* [WORK INSTRUCTIONS]: Each record below should be repeated precisely as written.
===
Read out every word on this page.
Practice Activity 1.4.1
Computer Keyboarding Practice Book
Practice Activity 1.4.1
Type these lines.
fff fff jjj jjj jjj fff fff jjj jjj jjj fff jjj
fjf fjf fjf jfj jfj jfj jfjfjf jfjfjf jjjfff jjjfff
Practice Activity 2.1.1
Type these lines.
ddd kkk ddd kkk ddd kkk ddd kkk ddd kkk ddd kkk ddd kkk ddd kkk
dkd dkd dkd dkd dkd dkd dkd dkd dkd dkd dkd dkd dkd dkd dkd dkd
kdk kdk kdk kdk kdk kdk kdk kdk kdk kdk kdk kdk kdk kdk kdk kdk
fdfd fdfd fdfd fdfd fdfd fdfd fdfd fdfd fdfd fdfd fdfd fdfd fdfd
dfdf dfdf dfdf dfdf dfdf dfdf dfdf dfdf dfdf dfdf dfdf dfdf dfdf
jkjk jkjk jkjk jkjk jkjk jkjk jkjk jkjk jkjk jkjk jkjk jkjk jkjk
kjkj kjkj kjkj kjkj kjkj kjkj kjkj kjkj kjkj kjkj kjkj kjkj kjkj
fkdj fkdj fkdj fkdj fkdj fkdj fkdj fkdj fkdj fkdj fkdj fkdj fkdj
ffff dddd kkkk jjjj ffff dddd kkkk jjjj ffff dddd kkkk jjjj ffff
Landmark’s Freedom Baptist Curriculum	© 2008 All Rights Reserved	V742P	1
===
* [SOLVED PROBLEM]:
Read out every word on this page.
Practice Activity 1.4.1
Computer Keyboarding Practice Book
Practice Activity 1.4.1
Type these lines.
fff fff jjj jjj jjj fff fff jjj jjj jjj fff jjj
fjf fjf fjf jfj jfj jfj jfjfjf jfjfjf jjjfff jjjfff
Practice Activity 2.1.1
Type these lines.
ddd kkk ddd kkk ddd kkk ddd kkk ddd kkk ddd kkk ddd kkk ddd kkk
dkd dkd dkd dkd dkd dkd dkd dkd dkd dkd dkd dkd dkd dkd dkd dkd
kdk kdk kdk kdk kdk kdk kdk kdk kdk kdk kdk kdk kdk kdk kdk kdk
fdfd fdfd fdfd fdfd fdfd fdfd fdfd fdfd fdfd fdfd fdfd fdfd fdfd
dfdf dfdf dfdf dfdf dfdf dfdf dfdf dfdf dfdf dfdf dfdf dfdf dfdf
jkjk jkjk jkjk jkjk jkjk jkjk jkjk jkjk jkjk jkjk jkjk jkjk jkjk
kjkj kjkj kjkj kjkj kjkj kjkj kjkj kjkj kjkj kjkj kjkj kjkj kjkj
fkdj fkdj fkdj fkdj fkdj fkdj fkdj fkdj fkdj fkdj fkdj fkdj fkdj
ffff dddd kkkk jjjj ffff dddd kkkk jjjj ffff dddd kkkk jjjj ffff
Landmark’s Freedom Baptist Curriculum	© 2008 All Rights Reserved	V742P	1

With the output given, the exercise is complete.